>>>

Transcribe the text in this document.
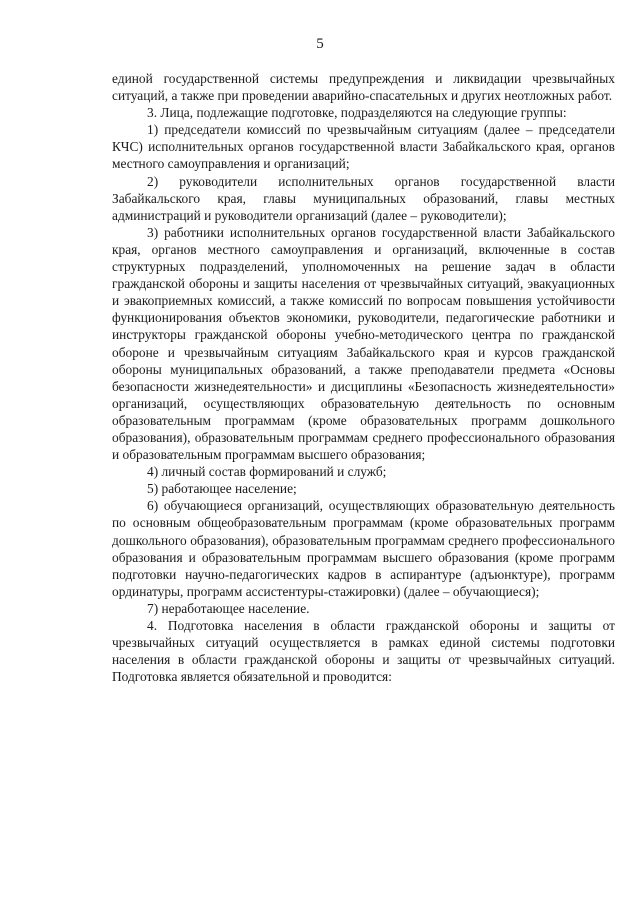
5

единой государственной системы предупреждения и ликвидации чрезвычайных ситуаций, а также при проведении аварийно-спасательных и других неотложных работ.

3. Лица, подлежащие подготовке, подразделяются на следующие группы:

1) председатели комиссий по чрезвычайным ситуациям (далее – председатели КЧС) исполнительных органов государственной власти Забайкальского края, органов местного самоуправления и организаций;

2) руководители исполнительных органов государственной власти Забайкальского края, главы муниципальных образований, главы местных администраций и руководители организаций (далее – руководители);

3) работники исполнительных органов государственной власти Забайкальского края, органов местного самоуправления и организаций, включенные в состав структурных подразделений, уполномоченных на решение задач в области гражданской обороны и защиты населения от чрезвычайных ситуаций, эвакуационных и эвакоприемных комиссий, а также комиссий по вопросам повышения устойчивости функционирования объектов экономики, руководители, педагогические работники и инструкторы гражданской обороны учебно-методического центра по гражданской обороне и чрезвычайным ситуациям Забайкальского края и курсов гражданской обороны муниципальных образований, а также преподаватели предмета «Основы безопасности жизнедеятельности» и дисциплины «Безопасность жизнедеятельности» организаций, осуществляющих образовательную деятельность по основным образовательным программам (кроме образовательных программ дошкольного образования), образовательным программам среднего профессионального образования и образовательным программам высшего образования;

4) личный состав формирований и служб;

5) работающее население;

6) обучающиеся организаций, осуществляющих образовательную деятельность по основным общеобразовательным программам (кроме образовательных программ дошкольного образования), образовательным программам среднего профессионального образования и образовательным программам высшего образования (кроме программ подготовки научно-педагогических кадров в аспирантуре (адъюнктуре), программ ординатуры, программ ассистентуры-стажировки) (далее – обучающиеся);

7) неработающее население.

4. Подготовка населения в области гражданской обороны и защиты от чрезвычайных ситуаций осуществляется в рамках единой системы подготовки населения в области гражданской обороны и защиты от чрезвычайных ситуаций. Подготовка является обязательной и проводится:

<<<

Without the pictures, reproduce every line of the records above exactly.

Transcribe the text in this document.
5

единой государственной системы предупреждения и ликвидации чрезвычайных ситуаций, а также при проведении аварийно-спасательных и других неотложных работ.

3. Лица, подлежащие подготовке, подразделяются на следующие группы:

1) председатели комиссий по чрезвычайным ситуациям (далее – председатели КЧС) исполнительных органов государственной власти Забайкальского края, органов местного самоуправления и организаций;

2) руководители исполнительных органов государственной власти Забайкальского края, главы муниципальных образований, главы местных администраций и руководители организаций (далее – руководители);

3) работники исполнительных органов государственной власти Забайкальского края, органов местного самоуправления и организаций, включенные в состав структурных подразделений, уполномоченных на решение задач в области гражданской обороны и защиты населения от чрезвычайных ситуаций, эвакуационных и эвакоприемных комиссий, а также комиссий по вопросам повышения устойчивости функционирования объектов экономики, руководители, педагогические работники и инструкторы гражданской обороны учебно-методического центра по гражданской обороне и чрезвычайным ситуациям Забайкальского края и курсов гражданской обороны муниципальных образований, а также преподаватели предмета «Основы безопасности жизнедеятельности» и дисциплины «Безопасность жизнедеятельности» организаций, осуществляющих образовательную деятельность по основным образовательным программам (кроме образовательных программ дошкольного образования), образовательным программам среднего профессионального образования и образовательным программам высшего образования;

4) личный состав формирований и служб;

5) работающее население;

6) обучающиеся организаций, осуществляющих образовательную деятельность по основным общеобразовательным программам (кроме образовательных программ дошкольного образования), образовательным программам среднего профессионального образования и образовательным программам высшего образования (кроме программ подготовки научно-педагогических кадров в аспирантуре (адъюнктуре), программ ординатуры, программ ассистентуры-стажировки) (далее – обучающиеся);

7) неработающее население.

4. Подготовка населения в области гражданской обороны и защиты от чрезвычайных ситуаций осуществляется в рамках единой системы подготовки населения в области гражданской обороны и защиты от чрезвычайных ситуаций. Подготовка является обязательной и проводится:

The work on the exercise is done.